Locate each line of the material that contains "JSON", then return it.

+-------+

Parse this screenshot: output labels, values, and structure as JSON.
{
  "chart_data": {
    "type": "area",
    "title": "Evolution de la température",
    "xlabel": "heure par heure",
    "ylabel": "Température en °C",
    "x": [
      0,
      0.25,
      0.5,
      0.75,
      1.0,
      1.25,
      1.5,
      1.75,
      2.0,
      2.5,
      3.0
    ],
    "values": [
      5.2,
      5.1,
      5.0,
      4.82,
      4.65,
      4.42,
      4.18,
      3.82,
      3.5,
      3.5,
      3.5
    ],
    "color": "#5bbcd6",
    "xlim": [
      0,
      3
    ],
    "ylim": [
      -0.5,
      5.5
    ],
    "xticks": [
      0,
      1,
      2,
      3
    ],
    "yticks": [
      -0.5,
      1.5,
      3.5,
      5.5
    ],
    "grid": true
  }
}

+-------+

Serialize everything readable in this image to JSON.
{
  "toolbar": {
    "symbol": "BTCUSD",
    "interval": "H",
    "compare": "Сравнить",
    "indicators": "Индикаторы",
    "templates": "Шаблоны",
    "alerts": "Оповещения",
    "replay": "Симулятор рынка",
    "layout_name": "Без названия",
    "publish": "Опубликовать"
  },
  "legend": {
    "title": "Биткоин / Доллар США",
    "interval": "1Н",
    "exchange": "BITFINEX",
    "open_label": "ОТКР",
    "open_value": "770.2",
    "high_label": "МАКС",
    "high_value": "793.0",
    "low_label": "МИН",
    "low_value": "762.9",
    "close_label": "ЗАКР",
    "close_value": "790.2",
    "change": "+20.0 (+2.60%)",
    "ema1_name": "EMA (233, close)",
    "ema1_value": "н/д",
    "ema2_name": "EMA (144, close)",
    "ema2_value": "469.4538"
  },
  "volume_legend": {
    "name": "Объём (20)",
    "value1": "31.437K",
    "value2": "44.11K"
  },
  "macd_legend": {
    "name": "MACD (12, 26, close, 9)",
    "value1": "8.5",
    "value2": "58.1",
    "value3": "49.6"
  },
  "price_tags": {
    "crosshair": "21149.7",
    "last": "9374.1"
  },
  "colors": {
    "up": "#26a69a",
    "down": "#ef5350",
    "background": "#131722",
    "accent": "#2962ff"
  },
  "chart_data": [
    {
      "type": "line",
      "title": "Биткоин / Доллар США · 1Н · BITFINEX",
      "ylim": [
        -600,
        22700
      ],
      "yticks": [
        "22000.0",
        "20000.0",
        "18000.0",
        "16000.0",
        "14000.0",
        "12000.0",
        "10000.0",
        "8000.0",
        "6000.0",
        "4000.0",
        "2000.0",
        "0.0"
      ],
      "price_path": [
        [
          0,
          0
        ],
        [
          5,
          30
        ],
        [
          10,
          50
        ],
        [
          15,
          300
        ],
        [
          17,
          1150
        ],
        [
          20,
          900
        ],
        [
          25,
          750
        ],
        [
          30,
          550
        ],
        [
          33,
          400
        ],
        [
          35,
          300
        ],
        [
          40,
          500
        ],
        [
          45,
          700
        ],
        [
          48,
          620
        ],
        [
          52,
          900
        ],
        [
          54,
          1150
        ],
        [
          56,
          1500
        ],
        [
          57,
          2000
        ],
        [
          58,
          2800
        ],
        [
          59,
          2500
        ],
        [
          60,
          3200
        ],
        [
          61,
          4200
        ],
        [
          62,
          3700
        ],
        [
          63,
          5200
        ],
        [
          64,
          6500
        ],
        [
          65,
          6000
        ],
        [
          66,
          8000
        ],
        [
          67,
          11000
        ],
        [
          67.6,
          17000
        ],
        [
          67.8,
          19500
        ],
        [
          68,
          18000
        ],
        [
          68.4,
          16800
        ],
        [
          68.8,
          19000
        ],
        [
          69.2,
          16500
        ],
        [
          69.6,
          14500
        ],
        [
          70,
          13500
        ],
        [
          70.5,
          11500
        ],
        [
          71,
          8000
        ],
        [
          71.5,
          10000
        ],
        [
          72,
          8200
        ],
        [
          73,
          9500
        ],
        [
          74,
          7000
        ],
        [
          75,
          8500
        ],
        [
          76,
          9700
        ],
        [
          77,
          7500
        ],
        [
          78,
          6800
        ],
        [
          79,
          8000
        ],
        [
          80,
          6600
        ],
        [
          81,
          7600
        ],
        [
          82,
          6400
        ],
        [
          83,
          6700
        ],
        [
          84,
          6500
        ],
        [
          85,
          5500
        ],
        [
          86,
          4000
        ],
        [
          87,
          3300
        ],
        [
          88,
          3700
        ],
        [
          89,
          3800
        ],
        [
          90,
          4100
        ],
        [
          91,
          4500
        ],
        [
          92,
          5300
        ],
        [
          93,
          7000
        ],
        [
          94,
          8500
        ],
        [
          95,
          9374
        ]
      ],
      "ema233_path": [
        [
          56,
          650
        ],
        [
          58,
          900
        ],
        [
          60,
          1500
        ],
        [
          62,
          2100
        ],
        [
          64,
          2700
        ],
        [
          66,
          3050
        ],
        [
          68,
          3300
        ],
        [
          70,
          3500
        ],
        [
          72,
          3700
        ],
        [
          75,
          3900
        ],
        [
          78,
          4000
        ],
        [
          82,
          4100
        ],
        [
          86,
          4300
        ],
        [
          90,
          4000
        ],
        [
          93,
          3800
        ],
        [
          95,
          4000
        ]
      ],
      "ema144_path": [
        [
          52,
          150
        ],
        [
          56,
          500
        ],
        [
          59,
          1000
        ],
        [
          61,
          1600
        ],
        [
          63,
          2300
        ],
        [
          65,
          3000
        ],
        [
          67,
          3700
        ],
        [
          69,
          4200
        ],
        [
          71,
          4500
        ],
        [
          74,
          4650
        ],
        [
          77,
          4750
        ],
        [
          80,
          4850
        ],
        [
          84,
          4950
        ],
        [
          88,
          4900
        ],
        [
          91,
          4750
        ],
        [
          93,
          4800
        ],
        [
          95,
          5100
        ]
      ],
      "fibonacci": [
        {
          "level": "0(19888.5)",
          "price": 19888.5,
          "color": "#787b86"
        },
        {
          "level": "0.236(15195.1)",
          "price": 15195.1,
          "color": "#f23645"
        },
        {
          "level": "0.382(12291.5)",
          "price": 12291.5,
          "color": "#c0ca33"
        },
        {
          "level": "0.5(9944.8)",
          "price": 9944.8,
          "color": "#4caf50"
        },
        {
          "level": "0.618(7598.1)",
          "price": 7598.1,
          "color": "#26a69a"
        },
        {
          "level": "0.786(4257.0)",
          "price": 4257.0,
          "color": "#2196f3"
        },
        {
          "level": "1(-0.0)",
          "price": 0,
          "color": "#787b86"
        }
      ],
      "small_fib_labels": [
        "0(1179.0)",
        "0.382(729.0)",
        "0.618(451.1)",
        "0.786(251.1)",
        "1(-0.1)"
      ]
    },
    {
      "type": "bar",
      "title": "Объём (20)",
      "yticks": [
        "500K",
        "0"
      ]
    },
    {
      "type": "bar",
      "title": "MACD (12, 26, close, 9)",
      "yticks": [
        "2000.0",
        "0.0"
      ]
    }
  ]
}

+-------+

▸ **Written solution**
Parse this screenshot: output labels, values, and structure as JSON.
Serialize everything readable in this image to JSON.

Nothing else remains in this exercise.